=== TASK PROMPT ===
Wherever the string "який" appears in the listing, copy that line.

Data records
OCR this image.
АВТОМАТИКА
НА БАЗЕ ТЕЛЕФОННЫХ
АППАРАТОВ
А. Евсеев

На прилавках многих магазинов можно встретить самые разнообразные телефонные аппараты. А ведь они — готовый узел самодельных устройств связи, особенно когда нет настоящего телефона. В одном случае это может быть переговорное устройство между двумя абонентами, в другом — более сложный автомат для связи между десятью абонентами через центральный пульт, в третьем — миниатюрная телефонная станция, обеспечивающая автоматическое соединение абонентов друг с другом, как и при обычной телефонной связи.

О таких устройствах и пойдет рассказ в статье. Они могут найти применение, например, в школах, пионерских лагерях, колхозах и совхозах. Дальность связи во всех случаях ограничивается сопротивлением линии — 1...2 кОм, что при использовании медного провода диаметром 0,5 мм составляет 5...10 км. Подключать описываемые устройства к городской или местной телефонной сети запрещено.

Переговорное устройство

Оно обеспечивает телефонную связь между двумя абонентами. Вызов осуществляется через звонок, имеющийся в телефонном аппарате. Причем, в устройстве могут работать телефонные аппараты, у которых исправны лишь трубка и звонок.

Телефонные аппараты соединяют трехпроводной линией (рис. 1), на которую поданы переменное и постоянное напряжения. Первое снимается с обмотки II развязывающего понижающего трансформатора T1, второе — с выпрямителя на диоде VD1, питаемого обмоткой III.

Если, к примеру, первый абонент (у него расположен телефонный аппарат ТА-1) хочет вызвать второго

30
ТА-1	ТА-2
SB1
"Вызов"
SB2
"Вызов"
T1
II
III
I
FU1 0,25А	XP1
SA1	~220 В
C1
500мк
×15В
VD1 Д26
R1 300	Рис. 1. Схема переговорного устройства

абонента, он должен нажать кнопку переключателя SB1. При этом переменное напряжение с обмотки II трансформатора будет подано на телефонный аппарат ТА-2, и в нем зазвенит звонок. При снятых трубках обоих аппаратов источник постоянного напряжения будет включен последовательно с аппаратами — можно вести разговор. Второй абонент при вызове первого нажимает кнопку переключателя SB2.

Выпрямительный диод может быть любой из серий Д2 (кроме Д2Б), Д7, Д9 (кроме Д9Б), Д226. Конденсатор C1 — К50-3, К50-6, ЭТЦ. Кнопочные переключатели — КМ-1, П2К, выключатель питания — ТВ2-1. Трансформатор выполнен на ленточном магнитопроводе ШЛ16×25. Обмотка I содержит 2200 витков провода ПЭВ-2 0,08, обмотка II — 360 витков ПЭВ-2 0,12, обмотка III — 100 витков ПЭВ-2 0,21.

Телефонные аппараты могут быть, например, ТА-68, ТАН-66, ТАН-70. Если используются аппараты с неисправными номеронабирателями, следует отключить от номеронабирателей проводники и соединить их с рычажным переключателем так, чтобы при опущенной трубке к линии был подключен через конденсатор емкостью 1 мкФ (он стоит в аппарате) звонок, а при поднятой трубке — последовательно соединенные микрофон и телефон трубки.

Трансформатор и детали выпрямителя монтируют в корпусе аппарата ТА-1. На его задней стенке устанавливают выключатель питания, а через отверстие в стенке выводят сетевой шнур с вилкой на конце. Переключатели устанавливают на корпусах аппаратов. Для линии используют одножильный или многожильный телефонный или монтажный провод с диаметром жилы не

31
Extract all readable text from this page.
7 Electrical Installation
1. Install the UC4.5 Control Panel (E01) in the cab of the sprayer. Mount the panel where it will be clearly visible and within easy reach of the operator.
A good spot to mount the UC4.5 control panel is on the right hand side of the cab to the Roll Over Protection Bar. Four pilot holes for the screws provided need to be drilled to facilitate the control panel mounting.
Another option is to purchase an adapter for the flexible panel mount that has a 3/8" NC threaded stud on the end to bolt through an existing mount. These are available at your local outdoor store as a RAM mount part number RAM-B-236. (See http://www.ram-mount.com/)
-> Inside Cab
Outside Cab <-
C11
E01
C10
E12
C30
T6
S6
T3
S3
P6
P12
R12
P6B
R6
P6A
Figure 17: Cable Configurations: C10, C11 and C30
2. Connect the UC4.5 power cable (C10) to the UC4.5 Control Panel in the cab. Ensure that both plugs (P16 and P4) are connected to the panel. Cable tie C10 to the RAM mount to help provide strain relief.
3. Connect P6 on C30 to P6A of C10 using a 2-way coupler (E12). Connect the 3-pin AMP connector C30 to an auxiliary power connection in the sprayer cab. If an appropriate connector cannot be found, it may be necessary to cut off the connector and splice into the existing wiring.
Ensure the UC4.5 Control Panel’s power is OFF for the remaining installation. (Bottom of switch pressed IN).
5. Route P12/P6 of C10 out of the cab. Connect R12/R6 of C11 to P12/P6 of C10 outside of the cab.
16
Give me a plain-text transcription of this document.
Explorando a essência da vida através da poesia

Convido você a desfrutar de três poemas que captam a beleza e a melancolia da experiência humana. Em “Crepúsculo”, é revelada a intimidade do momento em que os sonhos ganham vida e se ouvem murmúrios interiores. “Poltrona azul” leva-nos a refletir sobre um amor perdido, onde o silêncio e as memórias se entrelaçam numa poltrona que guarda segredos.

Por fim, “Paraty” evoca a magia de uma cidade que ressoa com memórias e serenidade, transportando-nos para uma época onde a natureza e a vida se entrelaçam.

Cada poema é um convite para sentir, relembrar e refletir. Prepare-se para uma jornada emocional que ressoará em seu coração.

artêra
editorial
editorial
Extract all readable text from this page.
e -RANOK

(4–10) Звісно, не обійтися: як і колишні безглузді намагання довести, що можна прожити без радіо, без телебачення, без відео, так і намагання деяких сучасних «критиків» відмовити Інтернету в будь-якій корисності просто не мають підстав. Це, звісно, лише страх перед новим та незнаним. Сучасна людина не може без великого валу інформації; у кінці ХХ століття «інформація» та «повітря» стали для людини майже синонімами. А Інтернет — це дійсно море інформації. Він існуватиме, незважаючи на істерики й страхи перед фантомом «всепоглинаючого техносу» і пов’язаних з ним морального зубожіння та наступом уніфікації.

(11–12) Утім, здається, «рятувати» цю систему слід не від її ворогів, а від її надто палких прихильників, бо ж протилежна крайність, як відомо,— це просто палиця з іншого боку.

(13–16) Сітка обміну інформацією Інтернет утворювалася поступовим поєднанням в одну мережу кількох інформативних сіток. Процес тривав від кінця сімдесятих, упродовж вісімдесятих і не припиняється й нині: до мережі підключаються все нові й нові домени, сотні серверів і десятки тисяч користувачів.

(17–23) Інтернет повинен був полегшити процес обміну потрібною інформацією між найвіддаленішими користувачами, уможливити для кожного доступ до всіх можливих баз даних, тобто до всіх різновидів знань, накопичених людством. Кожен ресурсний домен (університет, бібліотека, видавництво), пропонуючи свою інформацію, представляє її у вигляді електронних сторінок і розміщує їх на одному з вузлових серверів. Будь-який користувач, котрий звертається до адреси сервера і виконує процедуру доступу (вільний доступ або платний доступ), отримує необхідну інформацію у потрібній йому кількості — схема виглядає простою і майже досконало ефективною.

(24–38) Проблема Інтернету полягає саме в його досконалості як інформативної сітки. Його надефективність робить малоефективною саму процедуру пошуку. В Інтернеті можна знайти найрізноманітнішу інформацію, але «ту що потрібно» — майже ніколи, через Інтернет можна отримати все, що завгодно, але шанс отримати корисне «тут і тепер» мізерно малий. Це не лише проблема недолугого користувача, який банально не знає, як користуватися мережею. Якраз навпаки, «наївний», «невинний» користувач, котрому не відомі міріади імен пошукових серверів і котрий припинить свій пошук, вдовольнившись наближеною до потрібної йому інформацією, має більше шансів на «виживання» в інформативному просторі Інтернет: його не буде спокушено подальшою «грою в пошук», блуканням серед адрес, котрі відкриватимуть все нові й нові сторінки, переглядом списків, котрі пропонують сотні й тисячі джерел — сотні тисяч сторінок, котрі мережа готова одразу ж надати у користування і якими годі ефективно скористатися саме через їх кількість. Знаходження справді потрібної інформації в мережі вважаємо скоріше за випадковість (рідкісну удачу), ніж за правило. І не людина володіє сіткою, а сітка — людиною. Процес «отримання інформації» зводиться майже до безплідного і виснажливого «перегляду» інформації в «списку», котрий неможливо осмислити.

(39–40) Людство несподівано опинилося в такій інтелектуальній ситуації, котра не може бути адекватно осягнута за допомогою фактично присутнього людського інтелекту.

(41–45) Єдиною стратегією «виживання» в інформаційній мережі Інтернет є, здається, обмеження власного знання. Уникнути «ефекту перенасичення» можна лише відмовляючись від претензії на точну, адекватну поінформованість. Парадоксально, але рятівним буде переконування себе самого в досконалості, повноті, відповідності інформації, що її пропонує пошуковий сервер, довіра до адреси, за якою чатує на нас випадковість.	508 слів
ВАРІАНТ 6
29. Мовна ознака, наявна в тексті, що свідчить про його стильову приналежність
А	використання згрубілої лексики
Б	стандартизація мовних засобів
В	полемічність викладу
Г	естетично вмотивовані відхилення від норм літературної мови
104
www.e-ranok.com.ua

=== FINAL RESULT ===
(17–23) Інтернет повинен був полегшити процес обміну потрібною інформацією між найвіддаленішими користувачами, уможливити для кожного доступ до всіх можливих баз даних, тобто до всіх різновидів знань, накопичених людством. Кожен ресурсний домен (університет, бібліотека, видавництво), пропонуючи свою інформацію, представляє її у вигляді електронних сторінок і розміщує їх на одному з вузлових серверів. Будь-який користувач, котрий звертається до адреси сервера і виконує процедуру доступу (вільний доступ або платний доступ), отримує необхідну інформацію у потрібній йому кількості — схема виглядає простою і майже досконало ефективною.
(24–38) Проблема Інтернету полягає саме в його досконалості як інформативної сітки. Його надефективність робить малоефективною саму процедуру пошуку. В Інтернеті можна знайти найрізноманітнішу інформацію, але «ту що потрібно» — майже ніколи, через Інтернет можна отримати все, що завгодно, але шанс отримати корисне «тут і тепер» мізерно малий. Це не лише проблема недолугого користувача, який банально не знає, як користуватися мережею. Якраз навпаки, «наївний», «невинний» користувач, котрому не відомі міріади імен пошукових серверів і котрий припинить свій пошук, вдовольнившись наближеною до потрібної йому інформацією, має більше шансів на «виживання» в інформативному просторі Інтернет: його не буде спокушено подальшою «грою в пошук», блуканням серед адрес, котрі відкриватимуть все нові й нові сторінки, переглядом списків, котрі пропонують сотні й тисячі джерел — сотні тисяч сторінок, котрі мережа готова одразу ж надати у користування і якими годі ефективно скористатися саме через їх кількість. Знаходження справді потрібної інформації в мережі вважаємо скоріше за випадковість (рідкісну удачу), ніж за правило. І не людина володіє сіткою, а сітка — людиною. Процес «отримання інформації» зводиться майже до безплідного і виснажливого «перегляду» інформації в «списку», котрий неможливо осмислити.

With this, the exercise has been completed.